(Problem description)
In the copy, include every entry exactly but none of the images.

Source records:
========
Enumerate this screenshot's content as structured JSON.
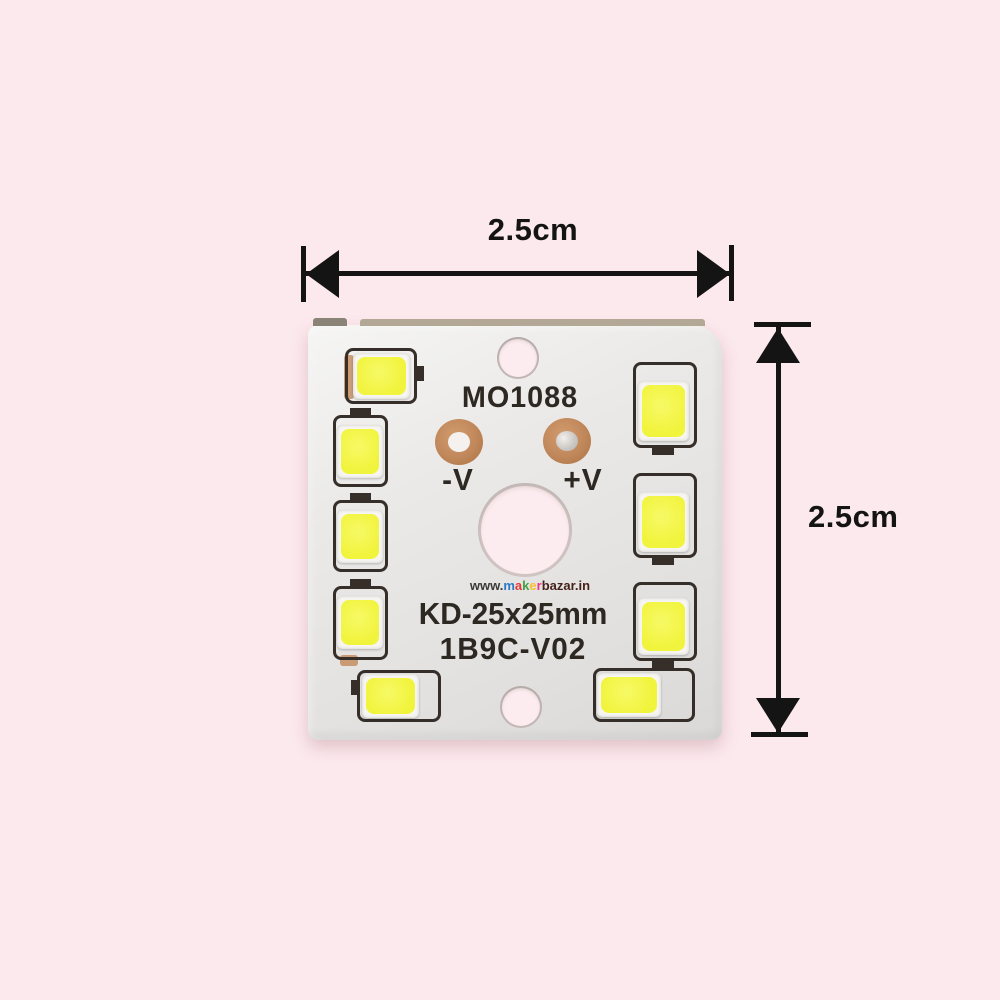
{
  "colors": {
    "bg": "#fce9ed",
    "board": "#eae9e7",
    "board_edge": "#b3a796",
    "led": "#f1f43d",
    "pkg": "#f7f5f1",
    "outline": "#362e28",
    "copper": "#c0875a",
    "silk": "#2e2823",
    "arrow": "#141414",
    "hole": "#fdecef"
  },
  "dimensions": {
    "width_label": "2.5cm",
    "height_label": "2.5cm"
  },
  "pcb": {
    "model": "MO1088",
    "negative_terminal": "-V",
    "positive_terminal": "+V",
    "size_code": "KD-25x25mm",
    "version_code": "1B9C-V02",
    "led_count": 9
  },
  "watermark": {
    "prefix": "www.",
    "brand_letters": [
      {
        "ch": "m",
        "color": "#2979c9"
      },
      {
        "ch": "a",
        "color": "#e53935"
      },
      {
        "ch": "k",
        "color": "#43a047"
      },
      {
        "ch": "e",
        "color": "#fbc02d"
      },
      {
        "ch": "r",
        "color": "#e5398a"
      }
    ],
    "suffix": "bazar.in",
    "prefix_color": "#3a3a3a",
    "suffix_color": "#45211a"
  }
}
========
(Worked answer)
Enumerate this screenshot's content as structured JSON.
{
  "colors": {
    "bg": "#fce9ed",
    "board": "#eae9e7",
    "board_edge": "#b3a796",
    "led": "#f1f43d",
    "pkg": "#f7f5f1",
    "outline": "#362e28",
    "copper": "#c0875a",
    "silk": "#2e2823",
    "arrow": "#141414",
    "hole": "#fdecef"
  },
  "dimensions": {
    "width_label": "2.5cm",
    "height_label": "2.5cm"
  },
  "pcb": {
    "model": "MO1088",
    "negative_terminal": "-V",
    "positive_terminal": "+V",
    "size_code": "KD-25x25mm",
    "version_code": "1B9C-V02",
    "led_count": 9
  },
  "watermark": {
    "prefix": "www.",
    "brand_letters": [
      {
        "ch": "m",
        "color": "#2979c9"
      },
      {
        "ch": "a",
        "color": "#e53935"
      },
      {
        "ch": "k",
        "color": "#43a047"
      },
      {
        "ch": "e",
        "color": "#fbc02d"
      },
      {
        "ch": "r",
        "color": "#e5398a"
      }
    ],
    "suffix": "bazar.in",
    "prefix_color": "#3a3a3a",
    "suffix_color": "#45211a"
  }
}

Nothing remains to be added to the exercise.